Aim: Every record must be repeated exactly; omit any pictures they contain.

:: Extracted entries ::

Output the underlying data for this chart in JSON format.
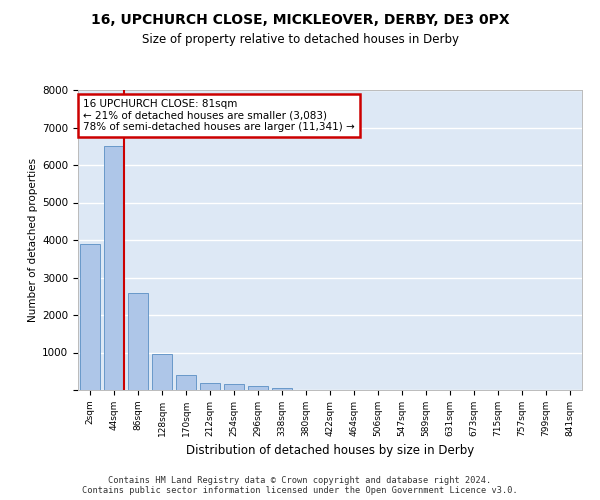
{
  "title1": "16, UPCHURCH CLOSE, MICKLEOVER, DERBY, DE3 0PX",
  "title2": "Size of property relative to detached houses in Derby",
  "xlabel": "Distribution of detached houses by size in Derby",
  "ylabel": "Number of detached properties",
  "bin_labels": [
    "2sqm",
    "44sqm",
    "86sqm",
    "128sqm",
    "170sqm",
    "212sqm",
    "254sqm",
    "296sqm",
    "338sqm",
    "380sqm",
    "422sqm",
    "464sqm",
    "506sqm",
    "547sqm",
    "589sqm",
    "631sqm",
    "673sqm",
    "715sqm",
    "757sqm",
    "799sqm",
    "841sqm"
  ],
  "bar_values": [
    3900,
    6500,
    2600,
    950,
    390,
    195,
    155,
    95,
    50,
    0,
    0,
    0,
    0,
    0,
    0,
    0,
    0,
    0,
    0,
    0,
    0
  ],
  "bar_color": "#aec6e8",
  "bar_edge_color": "#5a8fc4",
  "background_color": "#dde8f5",
  "grid_color": "#ffffff",
  "vline_color": "#cc0000",
  "annotation_text": "16 UPCHURCH CLOSE: 81sqm\n← 21% of detached houses are smaller (3,083)\n78% of semi-detached houses are larger (11,341) →",
  "annotation_box_color": "#ffffff",
  "annotation_box_edge": "#cc0000",
  "footer_text": "Contains HM Land Registry data © Crown copyright and database right 2024.\nContains public sector information licensed under the Open Government Licence v3.0.",
  "ylim": [
    0,
    8000
  ],
  "yticks": [
    0,
    1000,
    2000,
    3000,
    4000,
    5000,
    6000,
    7000,
    8000
  ]
}
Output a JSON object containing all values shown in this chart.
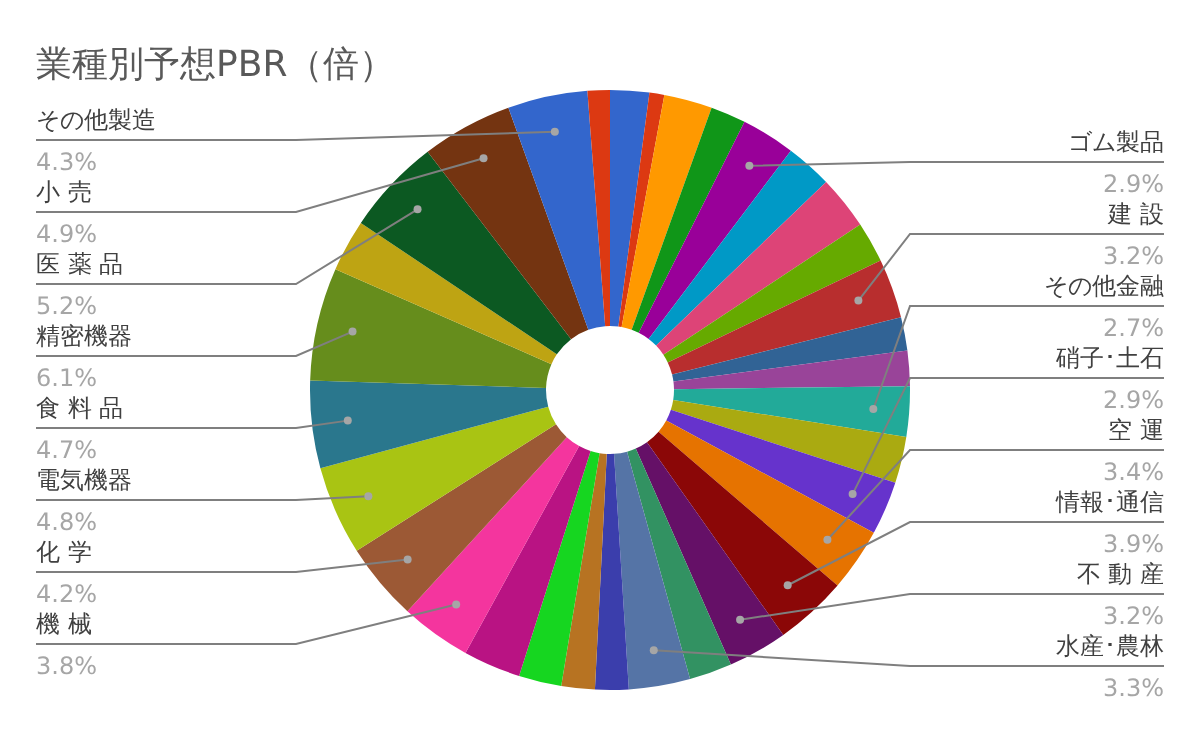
{
  "chart_data": {
    "type": "donut",
    "title": "業種別予想PBR（倍）",
    "categories": [
      null,
      null,
      null,
      null,
      "ゴム製品",
      null,
      null,
      null,
      "建 設",
      null,
      null,
      "その他金融",
      null,
      "硝子･土石",
      "空 運",
      "情報･通信",
      "不 動 産",
      null,
      "水産･農林",
      null,
      null,
      null,
      null,
      "機 械",
      "化 学",
      "電気機器",
      "食 料 品",
      "精密機器",
      null,
      "医 薬 品",
      "小 売",
      "その他製造",
      null
    ],
    "values": [
      2.1,
      0.8,
      2.6,
      1.9,
      2.9,
      2.5,
      2.9,
      2.2,
      3.2,
      1.8,
      1.9,
      2.7,
      2.5,
      2.9,
      3.4,
      3.9,
      3.2,
      2.3,
      3.3,
      1.8,
      1.8,
      2.3,
      3.1,
      3.8,
      4.2,
      4.8,
      4.7,
      6.1,
      2.8,
      5.2,
      4.9,
      4.3,
      1.2
    ],
    "value_labels": [
      null,
      null,
      null,
      null,
      "2.9%",
      null,
      null,
      null,
      "3.2%",
      null,
      null,
      "2.7%",
      null,
      "2.9%",
      "3.4%",
      "3.9%",
      "3.2%",
      null,
      "3.3%",
      null,
      null,
      null,
      null,
      "3.8%",
      "4.2%",
      "4.8%",
      "4.7%",
      "6.1%",
      null,
      "5.2%",
      "4.9%",
      "4.3%",
      null
    ],
    "colors": [
      "#3366cc",
      "#dc3912",
      "#ff9900",
      "#109618",
      "#990099",
      "#0099c6",
      "#dd4477",
      "#66aa00",
      "#b82e2e",
      "#316395",
      "#994499",
      "#22aa99",
      "#aaaa11",
      "#6633cc",
      "#e67300",
      "#8b0707",
      "#651067",
      "#329262",
      "#5574a6",
      "#3b3eac",
      "#b77322",
      "#16d620",
      "#b91383",
      "#f4359e",
      "#9c5935",
      "#a9c413",
      "#2a778d",
      "#668d1c",
      "#bea413",
      "#0c5922",
      "#743411",
      "#3366cc",
      "#dc3912"
    ]
  }
}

:::

Finished task:
Output the underlying data for this chart in JSON format.
{
  "title1": "16, UPCHURCH CLOSE, MICKLEOVER, DERBY, DE3 0PX",
  "title2": "Size of property relative to detached houses in Derby",
  "xlabel": "Distribution of detached houses by size in Derby",
  "ylabel": "Number of detached properties",
  "bin_labels": [
    "2sqm",
    "44sqm",
    "86sqm",
    "128sqm",
    "170sqm",
    "212sqm",
    "254sqm",
    "296sqm",
    "338sqm",
    "380sqm",
    "422sqm",
    "464sqm",
    "506sqm",
    "547sqm",
    "589sqm",
    "631sqm",
    "673sqm",
    "715sqm",
    "757sqm",
    "799sqm",
    "841sqm"
  ],
  "bar_values": [
    3900,
    6500,
    2600,
    950,
    390,
    195,
    155,
    95,
    50,
    0,
    0,
    0,
    0,
    0,
    0,
    0,
    0,
    0,
    0,
    0,
    0
  ],
  "bar_color": "#aec6e8",
  "bar_edge_color": "#5a8fc4",
  "background_color": "#dde8f5",
  "grid_color": "#ffffff",
  "vline_color": "#cc0000",
  "annotation_text": "16 UPCHURCH CLOSE: 81sqm\n← 21% of detached houses are smaller (3,083)\n78% of semi-detached houses are larger (11,341) →",
  "annotation_box_color": "#ffffff",
  "annotation_box_edge": "#cc0000",
  "footer_text": "Contains HM Land Registry data © Crown copyright and database right 2024.\nContains public sector information licensed under the Open Government Licence v3.0.",
  "ylim": [
    0,
    8000
  ],
  "yticks": [
    0,
    1000,
    2000,
    3000,
    4000,
    5000,
    6000,
    7000,
    8000
  ]
}
Output a JSON object containing all values shown in this chart.
{
  "chart_data": {
    "type": "donut",
    "title": "業種別予想PBR（倍）",
    "categories": [
      null,
      null,
      null,
      null,
      "ゴム製品",
      null,
      null,
      null,
      "建 設",
      null,
      null,
      "その他金融",
      null,
      "硝子･土石",
      "空 運",
      "情報･通信",
      "不 動 産",
      null,
      "水産･農林",
      null,
      null,
      null,
      null,
      "機 械",
      "化 学",
      "電気機器",
      "食 料 品",
      "精密機器",
      null,
      "医 薬 品",
      "小 売",
      "その他製造",
      null
    ],
    "values": [
      2.1,
      0.8,
      2.6,
      1.9,
      2.9,
      2.5,
      2.9,
      2.2,
      3.2,
      1.8,
      1.9,
      2.7,
      2.5,
      2.9,
      3.4,
      3.9,
      3.2,
      2.3,
      3.3,
      1.8,
      1.8,
      2.3,
      3.1,
      3.8,
      4.2,
      4.8,
      4.7,
      6.1,
      2.8,
      5.2,
      4.9,
      4.3,
      1.2
    ],
    "value_labels": [
      null,
      null,
      null,
      null,
      "2.9%",
      null,
      null,
      null,
      "3.2%",
      null,
      null,
      "2.7%",
      null,
      "2.9%",
      "3.4%",
      "3.9%",
      "3.2%",
      null,
      "3.3%",
      null,
      null,
      null,
      null,
      "3.8%",
      "4.2%",
      "4.8%",
      "4.7%",
      "6.1%",
      null,
      "5.2%",
      "4.9%",
      "4.3%",
      null
    ],
    "colors": [
      "#3366cc",
      "#dc3912",
      "#ff9900",
      "#109618",
      "#990099",
      "#0099c6",
      "#dd4477",
      "#66aa00",
      "#b82e2e",
      "#316395",
      "#994499",
      "#22aa99",
      "#aaaa11",
      "#6633cc",
      "#e67300",
      "#8b0707",
      "#651067",
      "#329262",
      "#5574a6",
      "#3b3eac",
      "#b77322",
      "#16d620",
      "#b91383",
      "#f4359e",
      "#9c5935",
      "#a9c413",
      "#2a778d",
      "#668d1c",
      "#bea413",
      "#0c5922",
      "#743411",
      "#3366cc",
      "#dc3912"
    ]
  }
}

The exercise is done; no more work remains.